### [WORK INSTRUCTIONS]
Find every line containing the word "text" in the records below; report only how many there are.

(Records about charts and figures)
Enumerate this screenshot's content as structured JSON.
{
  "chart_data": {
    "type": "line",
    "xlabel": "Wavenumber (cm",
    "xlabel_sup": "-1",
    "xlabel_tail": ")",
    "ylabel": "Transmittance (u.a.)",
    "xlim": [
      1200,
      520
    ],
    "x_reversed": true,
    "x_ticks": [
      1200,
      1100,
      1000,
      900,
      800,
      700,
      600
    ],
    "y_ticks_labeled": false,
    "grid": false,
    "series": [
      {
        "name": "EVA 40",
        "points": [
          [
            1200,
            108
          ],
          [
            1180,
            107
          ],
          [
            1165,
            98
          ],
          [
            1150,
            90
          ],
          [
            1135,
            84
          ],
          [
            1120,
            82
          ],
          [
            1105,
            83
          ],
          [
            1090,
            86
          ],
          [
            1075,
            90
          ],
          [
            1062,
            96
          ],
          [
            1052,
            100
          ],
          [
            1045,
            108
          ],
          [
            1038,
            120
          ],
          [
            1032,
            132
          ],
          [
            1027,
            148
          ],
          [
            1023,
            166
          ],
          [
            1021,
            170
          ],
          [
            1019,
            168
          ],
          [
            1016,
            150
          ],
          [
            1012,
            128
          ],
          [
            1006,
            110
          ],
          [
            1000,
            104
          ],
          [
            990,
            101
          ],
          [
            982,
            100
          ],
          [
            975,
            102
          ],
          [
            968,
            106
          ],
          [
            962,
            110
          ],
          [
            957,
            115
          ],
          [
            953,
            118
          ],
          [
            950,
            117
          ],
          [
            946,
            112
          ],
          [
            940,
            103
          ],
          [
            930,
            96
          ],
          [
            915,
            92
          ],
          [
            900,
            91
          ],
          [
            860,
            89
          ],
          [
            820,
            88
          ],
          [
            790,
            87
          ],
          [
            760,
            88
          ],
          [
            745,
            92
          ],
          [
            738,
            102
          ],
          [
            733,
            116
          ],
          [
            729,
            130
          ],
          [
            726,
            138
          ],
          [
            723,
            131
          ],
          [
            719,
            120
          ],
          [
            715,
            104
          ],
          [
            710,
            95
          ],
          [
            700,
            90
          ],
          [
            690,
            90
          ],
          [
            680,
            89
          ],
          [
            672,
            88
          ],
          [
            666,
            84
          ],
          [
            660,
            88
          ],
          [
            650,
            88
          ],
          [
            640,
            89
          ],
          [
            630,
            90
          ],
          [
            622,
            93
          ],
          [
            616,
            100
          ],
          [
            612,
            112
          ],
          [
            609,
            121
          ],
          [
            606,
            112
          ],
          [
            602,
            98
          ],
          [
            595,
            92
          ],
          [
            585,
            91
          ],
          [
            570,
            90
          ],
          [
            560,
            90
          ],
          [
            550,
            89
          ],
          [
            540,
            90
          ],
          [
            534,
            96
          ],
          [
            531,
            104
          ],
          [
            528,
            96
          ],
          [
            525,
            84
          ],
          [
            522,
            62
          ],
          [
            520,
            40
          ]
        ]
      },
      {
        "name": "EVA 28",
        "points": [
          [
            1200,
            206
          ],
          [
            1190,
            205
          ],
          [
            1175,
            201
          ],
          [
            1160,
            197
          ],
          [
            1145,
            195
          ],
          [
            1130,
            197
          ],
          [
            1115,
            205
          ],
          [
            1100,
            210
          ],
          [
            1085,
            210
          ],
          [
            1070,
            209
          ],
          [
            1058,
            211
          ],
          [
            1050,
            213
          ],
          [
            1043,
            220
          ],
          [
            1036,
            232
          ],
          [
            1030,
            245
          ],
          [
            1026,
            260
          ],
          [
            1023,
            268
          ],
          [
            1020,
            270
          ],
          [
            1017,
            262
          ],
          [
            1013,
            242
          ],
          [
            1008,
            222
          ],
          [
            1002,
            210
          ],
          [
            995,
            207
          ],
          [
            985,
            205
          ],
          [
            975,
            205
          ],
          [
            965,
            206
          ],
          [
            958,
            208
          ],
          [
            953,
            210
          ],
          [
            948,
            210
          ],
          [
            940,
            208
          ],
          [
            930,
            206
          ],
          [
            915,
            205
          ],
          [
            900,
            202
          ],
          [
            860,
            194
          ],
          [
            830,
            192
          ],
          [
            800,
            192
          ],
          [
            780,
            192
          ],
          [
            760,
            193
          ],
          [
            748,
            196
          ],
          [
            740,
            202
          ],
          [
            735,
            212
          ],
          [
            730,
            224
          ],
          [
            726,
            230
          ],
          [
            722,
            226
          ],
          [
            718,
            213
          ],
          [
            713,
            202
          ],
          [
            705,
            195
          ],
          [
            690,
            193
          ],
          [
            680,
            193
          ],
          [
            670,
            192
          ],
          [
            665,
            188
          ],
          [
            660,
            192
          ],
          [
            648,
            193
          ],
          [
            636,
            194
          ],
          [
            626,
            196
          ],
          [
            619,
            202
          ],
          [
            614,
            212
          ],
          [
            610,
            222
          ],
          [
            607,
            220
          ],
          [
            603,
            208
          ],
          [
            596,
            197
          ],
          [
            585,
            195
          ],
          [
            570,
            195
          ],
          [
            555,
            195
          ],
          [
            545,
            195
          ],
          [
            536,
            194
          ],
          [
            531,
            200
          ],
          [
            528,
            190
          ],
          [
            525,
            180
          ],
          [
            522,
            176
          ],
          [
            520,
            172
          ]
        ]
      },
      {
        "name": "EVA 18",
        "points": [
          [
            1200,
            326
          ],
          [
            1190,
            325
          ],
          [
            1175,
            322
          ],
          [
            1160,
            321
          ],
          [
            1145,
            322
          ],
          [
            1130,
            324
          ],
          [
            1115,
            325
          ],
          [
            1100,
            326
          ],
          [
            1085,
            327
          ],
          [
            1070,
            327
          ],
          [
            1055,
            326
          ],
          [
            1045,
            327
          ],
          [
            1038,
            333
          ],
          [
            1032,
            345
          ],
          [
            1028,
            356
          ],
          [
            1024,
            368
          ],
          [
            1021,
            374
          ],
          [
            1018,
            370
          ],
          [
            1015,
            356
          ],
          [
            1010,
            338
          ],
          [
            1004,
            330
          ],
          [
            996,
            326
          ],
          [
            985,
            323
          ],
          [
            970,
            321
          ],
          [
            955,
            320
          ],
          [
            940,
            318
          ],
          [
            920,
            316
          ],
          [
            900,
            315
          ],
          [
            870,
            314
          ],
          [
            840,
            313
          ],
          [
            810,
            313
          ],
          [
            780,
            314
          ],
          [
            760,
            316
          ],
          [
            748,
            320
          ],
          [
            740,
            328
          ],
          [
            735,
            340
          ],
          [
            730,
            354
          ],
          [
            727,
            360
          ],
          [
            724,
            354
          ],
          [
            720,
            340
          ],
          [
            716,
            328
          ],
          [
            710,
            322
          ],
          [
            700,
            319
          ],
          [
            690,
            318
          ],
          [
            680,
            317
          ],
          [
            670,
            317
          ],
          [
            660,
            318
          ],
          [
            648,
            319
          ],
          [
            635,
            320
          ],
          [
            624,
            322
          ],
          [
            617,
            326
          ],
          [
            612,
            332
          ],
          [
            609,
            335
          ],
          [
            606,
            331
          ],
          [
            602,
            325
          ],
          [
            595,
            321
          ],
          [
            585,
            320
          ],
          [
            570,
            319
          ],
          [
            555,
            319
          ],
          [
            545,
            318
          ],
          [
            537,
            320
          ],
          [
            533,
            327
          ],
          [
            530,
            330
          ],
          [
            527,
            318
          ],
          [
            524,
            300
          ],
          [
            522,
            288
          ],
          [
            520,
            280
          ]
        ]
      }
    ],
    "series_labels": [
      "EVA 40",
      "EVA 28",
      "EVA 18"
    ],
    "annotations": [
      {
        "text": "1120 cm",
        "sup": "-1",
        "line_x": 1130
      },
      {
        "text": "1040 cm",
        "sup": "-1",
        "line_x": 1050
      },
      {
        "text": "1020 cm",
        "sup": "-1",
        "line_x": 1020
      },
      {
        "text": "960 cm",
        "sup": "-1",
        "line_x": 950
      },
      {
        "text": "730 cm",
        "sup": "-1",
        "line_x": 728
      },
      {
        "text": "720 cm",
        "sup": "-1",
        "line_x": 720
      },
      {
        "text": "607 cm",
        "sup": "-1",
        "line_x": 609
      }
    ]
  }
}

### [RESPONSE TO THE EXERCISE]
7